The entries below are to be transcribed in full, without their images.

--- start Records shown ---

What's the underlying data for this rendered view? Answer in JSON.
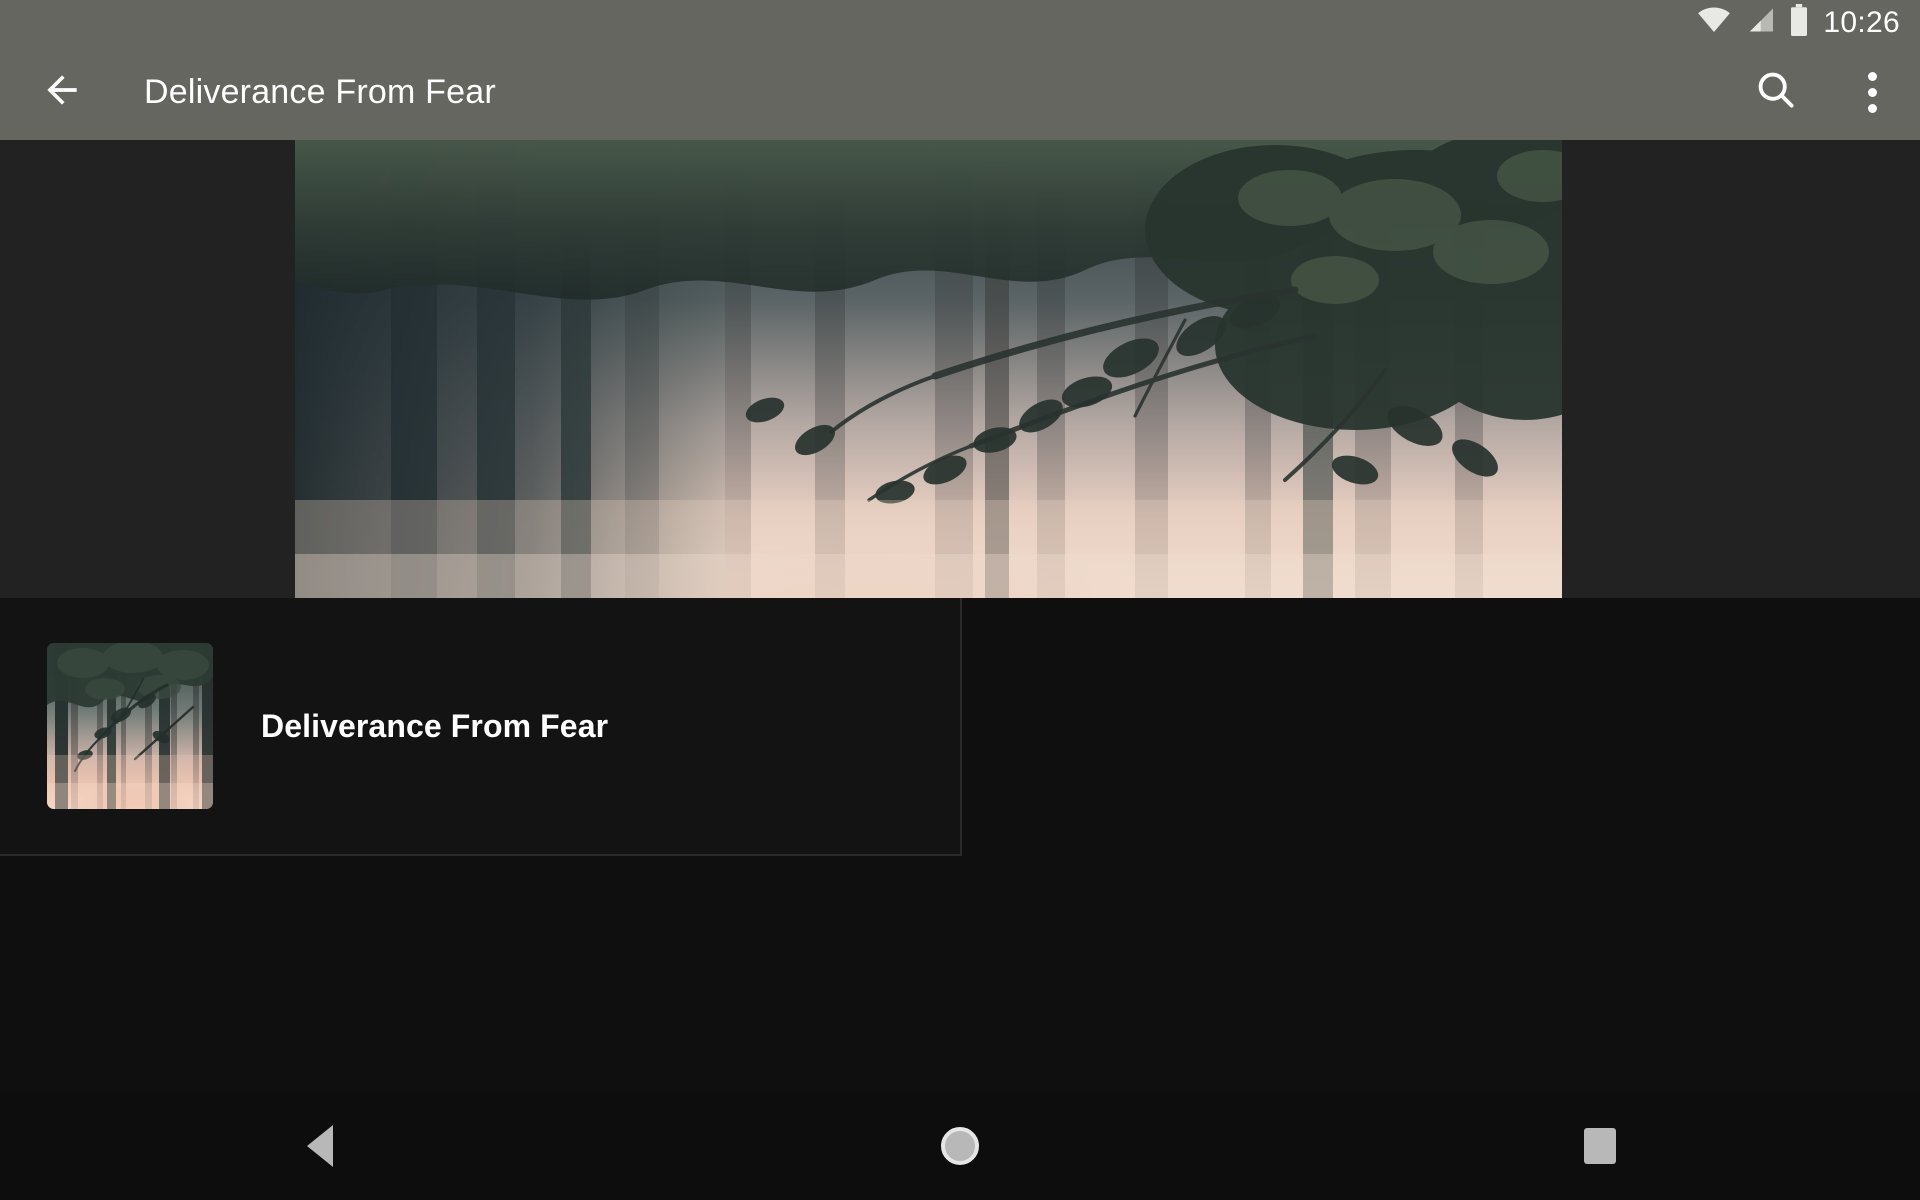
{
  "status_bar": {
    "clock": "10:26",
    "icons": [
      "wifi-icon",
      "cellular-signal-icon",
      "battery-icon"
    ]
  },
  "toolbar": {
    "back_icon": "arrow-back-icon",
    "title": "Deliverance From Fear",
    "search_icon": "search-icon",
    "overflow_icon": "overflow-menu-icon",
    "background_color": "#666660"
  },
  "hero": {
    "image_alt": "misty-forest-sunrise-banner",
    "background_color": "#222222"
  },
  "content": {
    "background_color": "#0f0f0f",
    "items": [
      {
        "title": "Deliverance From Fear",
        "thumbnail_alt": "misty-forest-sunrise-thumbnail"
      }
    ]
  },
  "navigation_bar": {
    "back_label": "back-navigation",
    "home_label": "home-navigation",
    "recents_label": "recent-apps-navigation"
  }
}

--- end Records shown ---

## Problem solution
What's the underlying data for this rendered view? Answer in JSON.
{
  "status_bar": {
    "clock": "10:26",
    "icons": [
      "wifi-icon",
      "cellular-signal-icon",
      "battery-icon"
    ]
  },
  "toolbar": {
    "back_icon": "arrow-back-icon",
    "title": "Deliverance From Fear",
    "search_icon": "search-icon",
    "overflow_icon": "overflow-menu-icon",
    "background_color": "#666660"
  },
  "hero": {
    "image_alt": "misty-forest-sunrise-banner",
    "background_color": "#222222"
  },
  "content": {
    "background_color": "#0f0f0f",
    "items": [
      {
        "title": "Deliverance From Fear",
        "thumbnail_alt": "misty-forest-sunrise-thumbnail"
      }
    ]
  },
  "navigation_bar": {
    "back_label": "back-navigation",
    "home_label": "home-navigation",
    "recents_label": "recent-apps-navigation"
  }
}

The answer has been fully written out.